— TASK INSTRUCTIONS —
The entries below should be transcribed in their entirety, exactly as written.

(Records from a data collection)
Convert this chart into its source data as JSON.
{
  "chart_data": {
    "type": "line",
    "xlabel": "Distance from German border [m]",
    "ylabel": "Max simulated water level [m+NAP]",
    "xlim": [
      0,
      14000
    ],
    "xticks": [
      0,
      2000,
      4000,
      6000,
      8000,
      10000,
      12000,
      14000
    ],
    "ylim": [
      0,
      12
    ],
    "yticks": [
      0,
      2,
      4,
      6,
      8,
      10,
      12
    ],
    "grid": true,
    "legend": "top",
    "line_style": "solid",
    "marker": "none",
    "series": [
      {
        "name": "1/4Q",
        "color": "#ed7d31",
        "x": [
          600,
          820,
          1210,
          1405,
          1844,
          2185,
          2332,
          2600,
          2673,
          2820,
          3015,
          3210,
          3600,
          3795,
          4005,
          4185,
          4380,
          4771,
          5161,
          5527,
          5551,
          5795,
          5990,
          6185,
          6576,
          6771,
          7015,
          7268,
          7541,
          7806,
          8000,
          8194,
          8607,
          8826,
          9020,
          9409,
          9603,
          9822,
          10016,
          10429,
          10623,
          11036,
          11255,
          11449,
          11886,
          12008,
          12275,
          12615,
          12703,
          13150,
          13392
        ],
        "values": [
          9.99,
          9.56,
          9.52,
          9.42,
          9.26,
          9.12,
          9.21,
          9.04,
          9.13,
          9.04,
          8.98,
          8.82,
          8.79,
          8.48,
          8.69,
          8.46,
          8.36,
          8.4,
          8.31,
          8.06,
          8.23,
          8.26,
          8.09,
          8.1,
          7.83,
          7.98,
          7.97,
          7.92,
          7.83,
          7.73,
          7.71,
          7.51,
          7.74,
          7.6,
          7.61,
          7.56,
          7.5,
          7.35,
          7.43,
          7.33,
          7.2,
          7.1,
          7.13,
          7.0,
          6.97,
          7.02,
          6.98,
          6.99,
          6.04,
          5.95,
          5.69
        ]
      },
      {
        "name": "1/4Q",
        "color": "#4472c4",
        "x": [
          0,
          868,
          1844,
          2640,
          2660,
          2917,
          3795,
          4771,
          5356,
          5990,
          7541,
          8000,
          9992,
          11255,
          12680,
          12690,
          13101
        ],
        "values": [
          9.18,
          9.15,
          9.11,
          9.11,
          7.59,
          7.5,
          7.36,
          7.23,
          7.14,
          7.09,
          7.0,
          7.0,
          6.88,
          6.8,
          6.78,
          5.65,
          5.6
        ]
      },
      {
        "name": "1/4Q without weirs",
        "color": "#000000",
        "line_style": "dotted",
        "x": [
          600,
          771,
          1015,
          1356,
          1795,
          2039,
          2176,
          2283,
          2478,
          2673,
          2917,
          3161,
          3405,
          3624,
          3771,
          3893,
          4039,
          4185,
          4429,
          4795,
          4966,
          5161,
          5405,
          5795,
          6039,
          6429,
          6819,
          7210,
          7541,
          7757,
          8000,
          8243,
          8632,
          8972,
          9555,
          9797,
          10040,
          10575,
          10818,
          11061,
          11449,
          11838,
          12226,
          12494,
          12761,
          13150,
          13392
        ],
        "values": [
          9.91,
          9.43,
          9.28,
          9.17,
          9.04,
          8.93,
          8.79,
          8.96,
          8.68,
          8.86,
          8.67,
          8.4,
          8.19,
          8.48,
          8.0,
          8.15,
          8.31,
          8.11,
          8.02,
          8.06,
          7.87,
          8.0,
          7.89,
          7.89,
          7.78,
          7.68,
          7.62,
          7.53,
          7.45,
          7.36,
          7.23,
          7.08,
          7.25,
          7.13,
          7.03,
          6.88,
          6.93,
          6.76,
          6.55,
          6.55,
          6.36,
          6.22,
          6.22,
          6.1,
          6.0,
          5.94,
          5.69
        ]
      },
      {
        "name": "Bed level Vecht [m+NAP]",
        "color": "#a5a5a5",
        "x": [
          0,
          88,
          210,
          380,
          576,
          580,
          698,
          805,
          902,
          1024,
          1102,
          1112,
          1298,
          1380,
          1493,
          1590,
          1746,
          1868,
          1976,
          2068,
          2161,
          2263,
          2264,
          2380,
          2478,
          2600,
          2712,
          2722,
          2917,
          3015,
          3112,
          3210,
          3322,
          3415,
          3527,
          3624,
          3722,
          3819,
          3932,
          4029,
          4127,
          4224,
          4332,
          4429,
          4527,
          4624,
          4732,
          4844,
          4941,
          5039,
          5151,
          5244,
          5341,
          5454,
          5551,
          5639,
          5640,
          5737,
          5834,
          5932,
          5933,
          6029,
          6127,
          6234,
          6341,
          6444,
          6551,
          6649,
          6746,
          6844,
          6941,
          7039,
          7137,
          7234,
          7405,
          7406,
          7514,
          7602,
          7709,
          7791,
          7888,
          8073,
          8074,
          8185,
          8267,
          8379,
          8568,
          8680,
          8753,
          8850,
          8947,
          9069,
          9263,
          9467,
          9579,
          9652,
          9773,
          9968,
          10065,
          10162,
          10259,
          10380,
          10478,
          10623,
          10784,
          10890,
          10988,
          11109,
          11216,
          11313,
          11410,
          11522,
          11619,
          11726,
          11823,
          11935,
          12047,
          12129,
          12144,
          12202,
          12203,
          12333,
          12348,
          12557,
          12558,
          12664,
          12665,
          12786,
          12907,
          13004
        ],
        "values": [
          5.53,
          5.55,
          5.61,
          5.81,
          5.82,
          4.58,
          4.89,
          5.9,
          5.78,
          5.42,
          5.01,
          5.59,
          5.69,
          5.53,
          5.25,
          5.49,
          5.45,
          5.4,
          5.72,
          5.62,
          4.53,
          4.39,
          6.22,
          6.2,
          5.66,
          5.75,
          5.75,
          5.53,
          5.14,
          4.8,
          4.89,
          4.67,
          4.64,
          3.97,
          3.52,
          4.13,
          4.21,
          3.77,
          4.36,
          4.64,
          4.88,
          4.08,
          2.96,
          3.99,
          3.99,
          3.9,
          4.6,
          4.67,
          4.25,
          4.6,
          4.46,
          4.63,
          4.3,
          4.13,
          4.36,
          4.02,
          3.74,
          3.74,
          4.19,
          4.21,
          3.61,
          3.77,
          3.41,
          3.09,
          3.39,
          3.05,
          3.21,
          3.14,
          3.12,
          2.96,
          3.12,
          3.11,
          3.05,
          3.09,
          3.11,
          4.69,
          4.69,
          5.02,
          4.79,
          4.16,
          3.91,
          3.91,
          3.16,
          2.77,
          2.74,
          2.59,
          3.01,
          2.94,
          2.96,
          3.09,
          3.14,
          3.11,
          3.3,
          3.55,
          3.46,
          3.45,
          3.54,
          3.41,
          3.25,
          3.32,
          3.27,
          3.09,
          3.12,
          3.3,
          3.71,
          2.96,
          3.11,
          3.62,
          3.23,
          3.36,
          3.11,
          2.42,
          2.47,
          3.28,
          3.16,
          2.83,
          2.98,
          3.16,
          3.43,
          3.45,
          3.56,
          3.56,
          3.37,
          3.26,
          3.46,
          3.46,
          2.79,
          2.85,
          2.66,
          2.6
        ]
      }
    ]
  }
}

— ANSWER TO THE EXERCISE —
Convert this chart into its source data as JSON.
{
  "chart_data": {
    "type": "line",
    "xlabel": "Distance from German border [m]",
    "ylabel": "Max simulated water level [m+NAP]",
    "xlim": [
      0,
      14000
    ],
    "xticks": [
      0,
      2000,
      4000,
      6000,
      8000,
      10000,
      12000,
      14000
    ],
    "ylim": [
      0,
      12
    ],
    "yticks": [
      0,
      2,
      4,
      6,
      8,
      10,
      12
    ],
    "grid": true,
    "legend": "top",
    "line_style": "solid",
    "marker": "none",
    "series": [
      {
        "name": "1/4Q",
        "color": "#ed7d31",
        "x": [
          600,
          820,
          1210,
          1405,
          1844,
          2185,
          2332,
          2600,
          2673,
          2820,
          3015,
          3210,
          3600,
          3795,
          4005,
          4185,
          4380,
          4771,
          5161,
          5527,
          5551,
          5795,
          5990,
          6185,
          6576,
          6771,
          7015,
          7268,
          7541,
          7806,
          8000,
          8194,
          8607,
          8826,
          9020,
          9409,
          9603,
          9822,
          10016,
          10429,
          10623,
          11036,
          11255,
          11449,
          11886,
          12008,
          12275,
          12615,
          12703,
          13150,
          13392
        ],
        "values": [
          9.99,
          9.56,
          9.52,
          9.42,
          9.26,
          9.12,
          9.21,
          9.04,
          9.13,
          9.04,
          8.98,
          8.82,
          8.79,
          8.48,
          8.69,
          8.46,
          8.36,
          8.4,
          8.31,
          8.06,
          8.23,
          8.26,
          8.09,
          8.1,
          7.83,
          7.98,
          7.97,
          7.92,
          7.83,
          7.73,
          7.71,
          7.51,
          7.74,
          7.6,
          7.61,
          7.56,
          7.5,
          7.35,
          7.43,
          7.33,
          7.2,
          7.1,
          7.13,
          7.0,
          6.97,
          7.02,
          6.98,
          6.99,
          6.04,
          5.95,
          5.69
        ]
      },
      {
        "name": "1/4Q",
        "color": "#4472c4",
        "x": [
          0,
          868,
          1844,
          2640,
          2660,
          2917,
          3795,
          4771,
          5356,
          5990,
          7541,
          8000,
          9992,
          11255,
          12680,
          12690,
          13101
        ],
        "values": [
          9.18,
          9.15,
          9.11,
          9.11,
          7.59,
          7.5,
          7.36,
          7.23,
          7.14,
          7.09,
          7.0,
          7.0,
          6.88,
          6.8,
          6.78,
          5.65,
          5.6
        ]
      },
      {
        "name": "1/4Q without weirs",
        "color": "#000000",
        "line_style": "dotted",
        "x": [
          600,
          771,
          1015,
          1356,
          1795,
          2039,
          2176,
          2283,
          2478,
          2673,
          2917,
          3161,
          3405,
          3624,
          3771,
          3893,
          4039,
          4185,
          4429,
          4795,
          4966,
          5161,
          5405,
          5795,
          6039,
          6429,
          6819,
          7210,
          7541,
          7757,
          8000,
          8243,
          8632,
          8972,
          9555,
          9797,
          10040,
          10575,
          10818,
          11061,
          11449,
          11838,
          12226,
          12494,
          12761,
          13150,
          13392
        ],
        "values": [
          9.91,
          9.43,
          9.28,
          9.17,
          9.04,
          8.93,
          8.79,
          8.96,
          8.68,
          8.86,
          8.67,
          8.4,
          8.19,
          8.48,
          8.0,
          8.15,
          8.31,
          8.11,
          8.02,
          8.06,
          7.87,
          8.0,
          7.89,
          7.89,
          7.78,
          7.68,
          7.62,
          7.53,
          7.45,
          7.36,
          7.23,
          7.08,
          7.25,
          7.13,
          7.03,
          6.88,
          6.93,
          6.76,
          6.55,
          6.55,
          6.36,
          6.22,
          6.22,
          6.1,
          6.0,
          5.94,
          5.69
        ]
      },
      {
        "name": "Bed level Vecht [m+NAP]",
        "color": "#a5a5a5",
        "x": [
          0,
          88,
          210,
          380,
          576,
          580,
          698,
          805,
          902,
          1024,
          1102,
          1112,
          1298,
          1380,
          1493,
          1590,
          1746,
          1868,
          1976,
          2068,
          2161,
          2263,
          2264,
          2380,
          2478,
          2600,
          2712,
          2722,
          2917,
          3015,
          3112,
          3210,
          3322,
          3415,
          3527,
          3624,
          3722,
          3819,
          3932,
          4029,
          4127,
          4224,
          4332,
          4429,
          4527,
          4624,
          4732,
          4844,
          4941,
          5039,
          5151,
          5244,
          5341,
          5454,
          5551,
          5639,
          5640,
          5737,
          5834,
          5932,
          5933,
          6029,
          6127,
          6234,
          6341,
          6444,
          6551,
          6649,
          6746,
          6844,
          6941,
          7039,
          7137,
          7234,
          7405,
          7406,
          7514,
          7602,
          7709,
          7791,
          7888,
          8073,
          8074,
          8185,
          8267,
          8379,
          8568,
          8680,
          8753,
          8850,
          8947,
          9069,
          9263,
          9467,
          9579,
          9652,
          9773,
          9968,
          10065,
          10162,
          10259,
          10380,
          10478,
          10623,
          10784,
          10890,
          10988,
          11109,
          11216,
          11313,
          11410,
          11522,
          11619,
          11726,
          11823,
          11935,
          12047,
          12129,
          12144,
          12202,
          12203,
          12333,
          12348,
          12557,
          12558,
          12664,
          12665,
          12786,
          12907,
          13004
        ],
        "values": [
          5.53,
          5.55,
          5.61,
          5.81,
          5.82,
          4.58,
          4.89,
          5.9,
          5.78,
          5.42,
          5.01,
          5.59,
          5.69,
          5.53,
          5.25,
          5.49,
          5.45,
          5.4,
          5.72,
          5.62,
          4.53,
          4.39,
          6.22,
          6.2,
          5.66,
          5.75,
          5.75,
          5.53,
          5.14,
          4.8,
          4.89,
          4.67,
          4.64,
          3.97,
          3.52,
          4.13,
          4.21,
          3.77,
          4.36,
          4.64,
          4.88,
          4.08,
          2.96,
          3.99,
          3.99,
          3.9,
          4.6,
          4.67,
          4.25,
          4.6,
          4.46,
          4.63,
          4.3,
          4.13,
          4.36,
          4.02,
          3.74,
          3.74,
          4.19,
          4.21,
          3.61,
          3.77,
          3.41,
          3.09,
          3.39,
          3.05,
          3.21,
          3.14,
          3.12,
          2.96,
          3.12,
          3.11,
          3.05,
          3.09,
          3.11,
          4.69,
          4.69,
          5.02,
          4.79,
          4.16,
          3.91,
          3.91,
          3.16,
          2.77,
          2.74,
          2.59,
          3.01,
          2.94,
          2.96,
          3.09,
          3.14,
          3.11,
          3.3,
          3.55,
          3.46,
          3.45,
          3.54,
          3.41,
          3.25,
          3.32,
          3.27,
          3.09,
          3.12,
          3.3,
          3.71,
          2.96,
          3.11,
          3.62,
          3.23,
          3.36,
          3.11,
          2.42,
          2.47,
          3.28,
          3.16,
          2.83,
          2.98,
          3.16,
          3.43,
          3.45,
          3.56,
          3.56,
          3.37,
          3.26,
          3.46,
          3.46,
          2.79,
          2.85,
          2.66,
          2.6
        ]
      }
    ]
  }
}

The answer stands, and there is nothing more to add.